### The data:
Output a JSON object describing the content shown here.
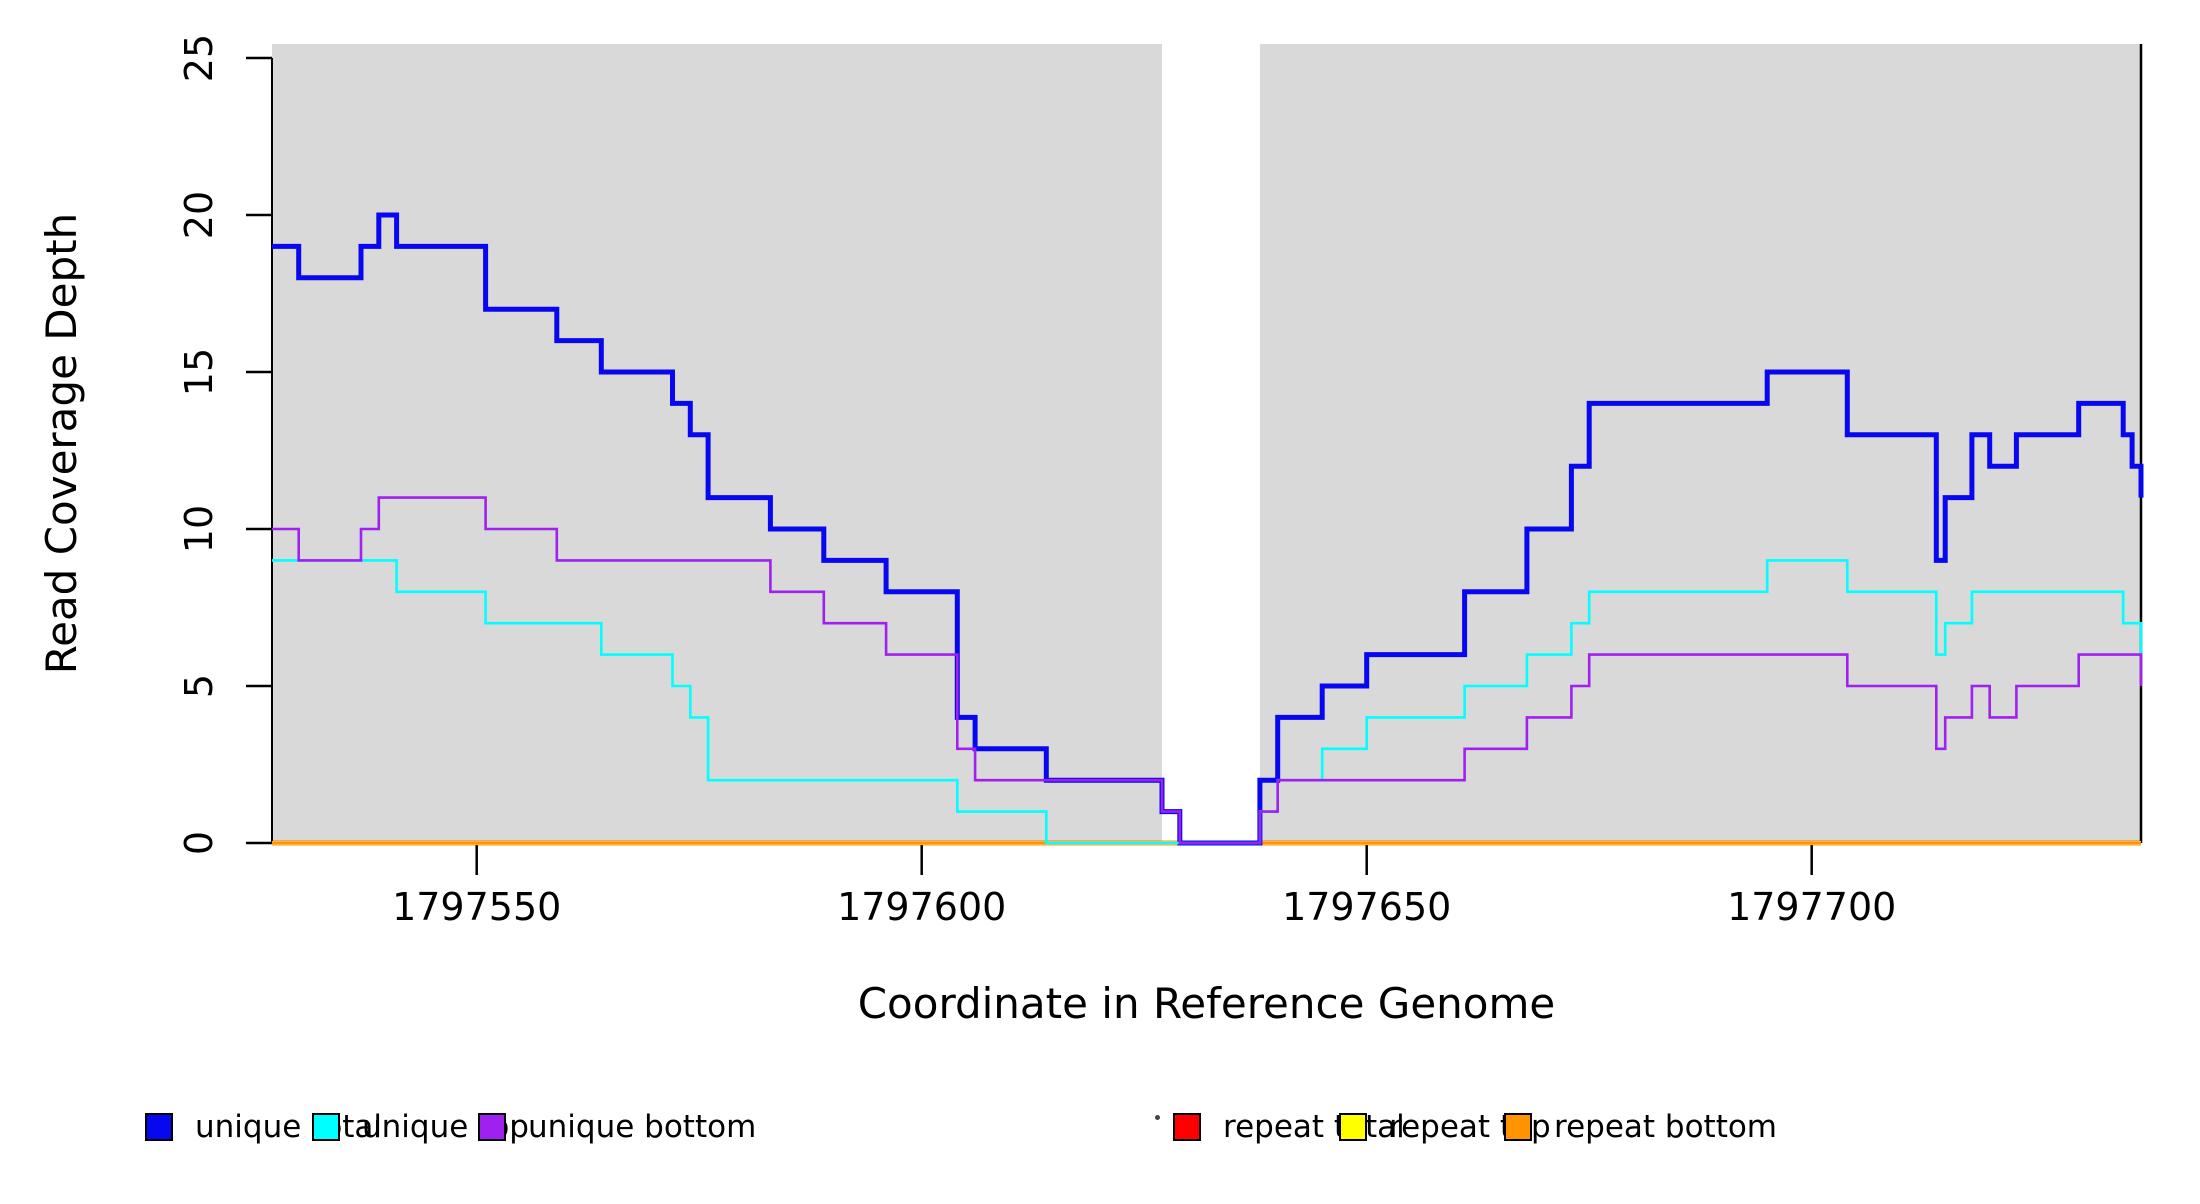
{
  "figure": {
    "xlabel": "Coordinate in Reference Genome",
    "ylabel": "Read Coverage Depth"
  },
  "legend": {
    "items": [
      {
        "label": "unique total",
        "color": "#0808F0"
      },
      {
        "label": "unique top",
        "color": "#00FFFF"
      },
      {
        "label": "unique bottom",
        "color": "#A020F0"
      },
      {
        "label": "repeat total",
        "color": "#FF0000"
      },
      {
        "label": "repeat top",
        "color": "#FFFF00"
      },
      {
        "label": "repeat bottom",
        "color": "#FF9300"
      }
    ]
  },
  "chart_data": {
    "type": "line",
    "step": true,
    "title": "",
    "xlabel": "Coordinate in Reference Genome",
    "ylabel": "Read Coverage Depth",
    "xlim": [
      1797527,
      1797737
    ],
    "ylim": [
      0,
      25
    ],
    "xticks": [
      1797550,
      1797600,
      1797650,
      1797700
    ],
    "yticks": [
      0,
      5,
      10,
      15,
      20,
      25
    ],
    "grid": false,
    "legend_position": "bottom",
    "background_color": "#FFFFFF",
    "highlight_regions": [
      {
        "x0": 1797527,
        "x1": 1797627,
        "color": "#D9D9D9"
      },
      {
        "x0": 1797638,
        "x1": 1797737,
        "color": "#D9D9D9"
      }
    ],
    "draw_order": [
      "repeat total",
      "repeat top",
      "repeat bottom",
      "unique total",
      "unique top",
      "unique bottom"
    ],
    "series": [
      {
        "name": "unique total",
        "color": "#0808F0",
        "width": 5,
        "points": [
          [
            1797527,
            19
          ],
          [
            1797530,
            18
          ],
          [
            1797537,
            19
          ],
          [
            1797539,
            20
          ],
          [
            1797541,
            19
          ],
          [
            1797551,
            17
          ],
          [
            1797559,
            16
          ],
          [
            1797564,
            15
          ],
          [
            1797572,
            14
          ],
          [
            1797574,
            13
          ],
          [
            1797576,
            11
          ],
          [
            1797583,
            10
          ],
          [
            1797589,
            9
          ],
          [
            1797596,
            8
          ],
          [
            1797604,
            4
          ],
          [
            1797606,
            3
          ],
          [
            1797614,
            2
          ],
          [
            1797627,
            1
          ],
          [
            1797629,
            0
          ],
          [
            1797638,
            2
          ],
          [
            1797640,
            4
          ],
          [
            1797645,
            5
          ],
          [
            1797650,
            6
          ],
          [
            1797661,
            8
          ],
          [
            1797668,
            10
          ],
          [
            1797673,
            12
          ],
          [
            1797675,
            14
          ],
          [
            1797695,
            15
          ],
          [
            1797704,
            13
          ],
          [
            1797714,
            9
          ],
          [
            1797715,
            11
          ],
          [
            1797718,
            13
          ],
          [
            1797720,
            12
          ],
          [
            1797723,
            13
          ],
          [
            1797730,
            14
          ],
          [
            1797735,
            13
          ],
          [
            1797736,
            12
          ],
          [
            1797737,
            11
          ]
        ]
      },
      {
        "name": "unique top",
        "color": "#00FFFF",
        "width": 2.6,
        "points": [
          [
            1797527,
            9
          ],
          [
            1797541,
            8
          ],
          [
            1797551,
            7
          ],
          [
            1797564,
            6
          ],
          [
            1797572,
            5
          ],
          [
            1797574,
            4
          ],
          [
            1797576,
            2
          ],
          [
            1797604,
            1
          ],
          [
            1797614,
            0
          ],
          [
            1797638,
            1
          ],
          [
            1797640,
            2
          ],
          [
            1797645,
            3
          ],
          [
            1797650,
            4
          ],
          [
            1797661,
            5
          ],
          [
            1797668,
            6
          ],
          [
            1797673,
            7
          ],
          [
            1797675,
            8
          ],
          [
            1797695,
            9
          ],
          [
            1797704,
            8
          ],
          [
            1797714,
            6
          ],
          [
            1797715,
            7
          ],
          [
            1797718,
            8
          ],
          [
            1797735,
            7
          ],
          [
            1797737,
            6
          ]
        ]
      },
      {
        "name": "unique bottom",
        "color": "#A020F0",
        "width": 2.6,
        "points": [
          [
            1797527,
            10
          ],
          [
            1797530,
            9
          ],
          [
            1797537,
            10
          ],
          [
            1797539,
            11
          ],
          [
            1797551,
            10
          ],
          [
            1797559,
            9
          ],
          [
            1797583,
            8
          ],
          [
            1797589,
            7
          ],
          [
            1797596,
            6
          ],
          [
            1797604,
            3
          ],
          [
            1797606,
            2
          ],
          [
            1797627,
            1
          ],
          [
            1797629,
            0
          ],
          [
            1797638,
            1
          ],
          [
            1797640,
            2
          ],
          [
            1797661,
            3
          ],
          [
            1797668,
            4
          ],
          [
            1797673,
            5
          ],
          [
            1797675,
            6
          ],
          [
            1797704,
            5
          ],
          [
            1797714,
            3
          ],
          [
            1797715,
            4
          ],
          [
            1797718,
            5
          ],
          [
            1797720,
            4
          ],
          [
            1797723,
            5
          ],
          [
            1797730,
            6
          ],
          [
            1797737,
            5
          ]
        ]
      },
      {
        "name": "repeat total",
        "color": "#FF0000",
        "width": 4.5,
        "points": [
          [
            1797527,
            0
          ]
        ]
      },
      {
        "name": "repeat top",
        "color": "#FFFF00",
        "width": 4,
        "points": [
          [
            1797527,
            0
          ]
        ]
      },
      {
        "name": "repeat bottom",
        "color": "#FF9300",
        "width": 3.2,
        "points": [
          [
            1797527,
            0
          ]
        ]
      }
    ]
  }
}
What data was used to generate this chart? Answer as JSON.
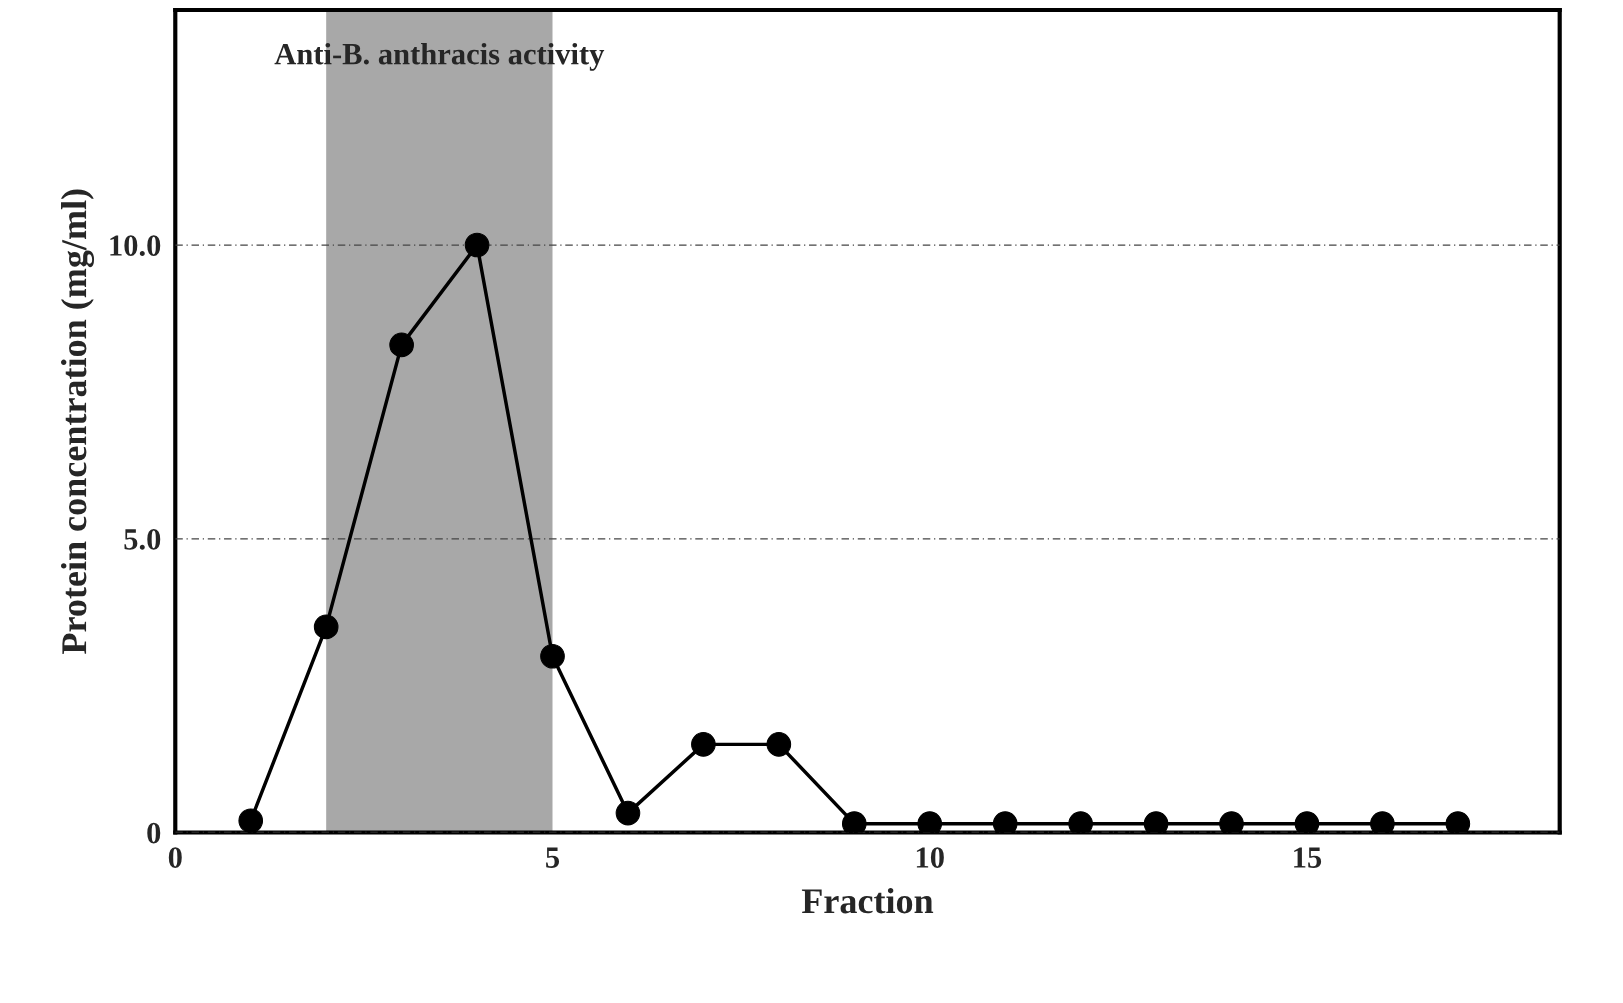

### Description of the task:
Only the lines that contain the string "JSON" are to be copied from the records.

### Task response:
Output a JSON object describing the content shown here.
What data was used to generate this chart? Answer as JSON.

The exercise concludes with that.